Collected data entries

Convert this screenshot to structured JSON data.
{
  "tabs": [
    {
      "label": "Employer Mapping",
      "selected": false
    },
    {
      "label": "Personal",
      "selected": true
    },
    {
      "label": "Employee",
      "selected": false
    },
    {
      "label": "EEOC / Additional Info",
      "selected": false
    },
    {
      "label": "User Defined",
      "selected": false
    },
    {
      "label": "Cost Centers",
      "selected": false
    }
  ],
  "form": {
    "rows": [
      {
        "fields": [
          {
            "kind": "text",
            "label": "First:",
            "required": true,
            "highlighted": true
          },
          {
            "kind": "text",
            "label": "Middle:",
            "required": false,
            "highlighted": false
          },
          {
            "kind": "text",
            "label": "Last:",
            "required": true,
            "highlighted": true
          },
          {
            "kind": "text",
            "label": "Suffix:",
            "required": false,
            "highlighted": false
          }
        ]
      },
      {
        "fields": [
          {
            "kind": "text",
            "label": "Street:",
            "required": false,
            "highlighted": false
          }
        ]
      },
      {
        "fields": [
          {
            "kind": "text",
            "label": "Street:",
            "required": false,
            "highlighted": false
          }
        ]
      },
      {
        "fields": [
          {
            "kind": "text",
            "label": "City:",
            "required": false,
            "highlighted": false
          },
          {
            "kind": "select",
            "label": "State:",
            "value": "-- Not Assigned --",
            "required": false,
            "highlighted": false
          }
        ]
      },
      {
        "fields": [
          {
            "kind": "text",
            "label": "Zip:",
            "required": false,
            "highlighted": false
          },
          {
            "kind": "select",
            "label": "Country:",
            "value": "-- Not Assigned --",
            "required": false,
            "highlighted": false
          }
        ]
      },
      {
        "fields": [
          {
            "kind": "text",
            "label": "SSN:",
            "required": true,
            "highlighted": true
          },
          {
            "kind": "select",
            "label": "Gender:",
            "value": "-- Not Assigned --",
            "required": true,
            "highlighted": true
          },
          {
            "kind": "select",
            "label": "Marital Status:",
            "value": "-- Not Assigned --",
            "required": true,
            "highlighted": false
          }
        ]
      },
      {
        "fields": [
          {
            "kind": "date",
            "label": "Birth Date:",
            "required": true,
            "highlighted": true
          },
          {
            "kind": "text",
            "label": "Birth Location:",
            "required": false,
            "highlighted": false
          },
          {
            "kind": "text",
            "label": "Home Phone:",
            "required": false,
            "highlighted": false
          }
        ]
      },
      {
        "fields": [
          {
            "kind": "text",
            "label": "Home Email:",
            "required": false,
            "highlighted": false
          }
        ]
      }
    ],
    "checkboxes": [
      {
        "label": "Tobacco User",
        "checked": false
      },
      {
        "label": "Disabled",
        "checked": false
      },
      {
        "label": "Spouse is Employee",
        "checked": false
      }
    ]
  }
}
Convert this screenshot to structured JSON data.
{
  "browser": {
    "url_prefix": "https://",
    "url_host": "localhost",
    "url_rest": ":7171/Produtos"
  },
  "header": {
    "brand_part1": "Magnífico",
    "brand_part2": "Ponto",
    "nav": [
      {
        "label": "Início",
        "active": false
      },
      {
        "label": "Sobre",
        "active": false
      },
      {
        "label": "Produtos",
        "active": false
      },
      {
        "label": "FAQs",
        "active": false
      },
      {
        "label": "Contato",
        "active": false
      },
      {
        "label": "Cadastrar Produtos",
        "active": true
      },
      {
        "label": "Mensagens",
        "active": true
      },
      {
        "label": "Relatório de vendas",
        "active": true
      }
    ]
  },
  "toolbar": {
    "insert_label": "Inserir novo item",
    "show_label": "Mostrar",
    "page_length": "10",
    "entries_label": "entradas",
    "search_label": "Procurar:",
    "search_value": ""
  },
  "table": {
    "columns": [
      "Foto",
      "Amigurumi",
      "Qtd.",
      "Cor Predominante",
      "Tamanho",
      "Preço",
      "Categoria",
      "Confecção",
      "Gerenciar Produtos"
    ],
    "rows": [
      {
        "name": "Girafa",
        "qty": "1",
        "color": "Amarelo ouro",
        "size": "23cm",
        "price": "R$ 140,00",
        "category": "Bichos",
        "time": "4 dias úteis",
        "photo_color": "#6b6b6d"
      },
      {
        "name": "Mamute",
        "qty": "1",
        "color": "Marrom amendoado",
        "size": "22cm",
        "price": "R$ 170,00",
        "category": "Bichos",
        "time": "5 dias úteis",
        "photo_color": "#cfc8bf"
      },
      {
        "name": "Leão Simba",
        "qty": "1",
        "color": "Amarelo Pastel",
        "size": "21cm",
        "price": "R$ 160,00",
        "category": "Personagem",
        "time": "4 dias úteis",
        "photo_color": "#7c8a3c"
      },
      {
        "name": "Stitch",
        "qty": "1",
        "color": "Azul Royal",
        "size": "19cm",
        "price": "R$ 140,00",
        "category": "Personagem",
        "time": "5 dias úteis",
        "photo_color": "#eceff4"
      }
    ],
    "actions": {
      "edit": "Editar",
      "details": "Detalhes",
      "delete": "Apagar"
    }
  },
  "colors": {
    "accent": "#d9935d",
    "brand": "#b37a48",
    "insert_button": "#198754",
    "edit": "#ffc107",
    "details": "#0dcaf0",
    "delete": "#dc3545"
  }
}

* * *

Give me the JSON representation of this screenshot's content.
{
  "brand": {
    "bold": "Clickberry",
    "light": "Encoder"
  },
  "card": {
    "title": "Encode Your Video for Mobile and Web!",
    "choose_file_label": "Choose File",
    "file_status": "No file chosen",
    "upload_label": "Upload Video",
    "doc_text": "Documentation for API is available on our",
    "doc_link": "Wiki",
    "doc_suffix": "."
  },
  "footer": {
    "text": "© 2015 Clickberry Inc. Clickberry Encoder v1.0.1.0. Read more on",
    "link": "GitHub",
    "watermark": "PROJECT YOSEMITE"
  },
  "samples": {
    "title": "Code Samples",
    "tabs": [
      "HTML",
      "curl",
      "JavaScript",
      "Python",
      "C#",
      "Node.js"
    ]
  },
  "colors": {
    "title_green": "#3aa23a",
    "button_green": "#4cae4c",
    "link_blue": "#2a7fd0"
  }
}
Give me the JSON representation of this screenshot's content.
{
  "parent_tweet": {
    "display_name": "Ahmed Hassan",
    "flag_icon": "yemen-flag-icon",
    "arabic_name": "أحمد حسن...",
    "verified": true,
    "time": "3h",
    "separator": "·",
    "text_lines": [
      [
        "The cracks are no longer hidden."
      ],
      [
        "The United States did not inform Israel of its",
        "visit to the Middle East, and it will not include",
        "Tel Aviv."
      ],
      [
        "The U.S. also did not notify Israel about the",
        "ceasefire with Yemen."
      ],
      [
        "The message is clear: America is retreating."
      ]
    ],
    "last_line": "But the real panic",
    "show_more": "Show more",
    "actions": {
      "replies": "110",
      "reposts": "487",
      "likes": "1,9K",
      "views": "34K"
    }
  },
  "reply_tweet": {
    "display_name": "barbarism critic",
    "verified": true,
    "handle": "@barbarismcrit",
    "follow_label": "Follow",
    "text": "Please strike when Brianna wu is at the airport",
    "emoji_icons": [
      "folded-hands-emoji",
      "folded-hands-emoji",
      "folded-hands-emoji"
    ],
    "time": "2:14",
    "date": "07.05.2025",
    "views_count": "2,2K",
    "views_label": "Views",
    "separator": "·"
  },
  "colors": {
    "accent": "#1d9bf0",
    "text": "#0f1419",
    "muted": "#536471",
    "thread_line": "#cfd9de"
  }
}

→ **Written request**: Which lines contain the word "price"? Copy each one.

→ **Result**:
        "price": "R$ 140,00",
        "price": "R$ 170,00",
        "price": "R$ 160,00",
        "price": "R$ 140,00",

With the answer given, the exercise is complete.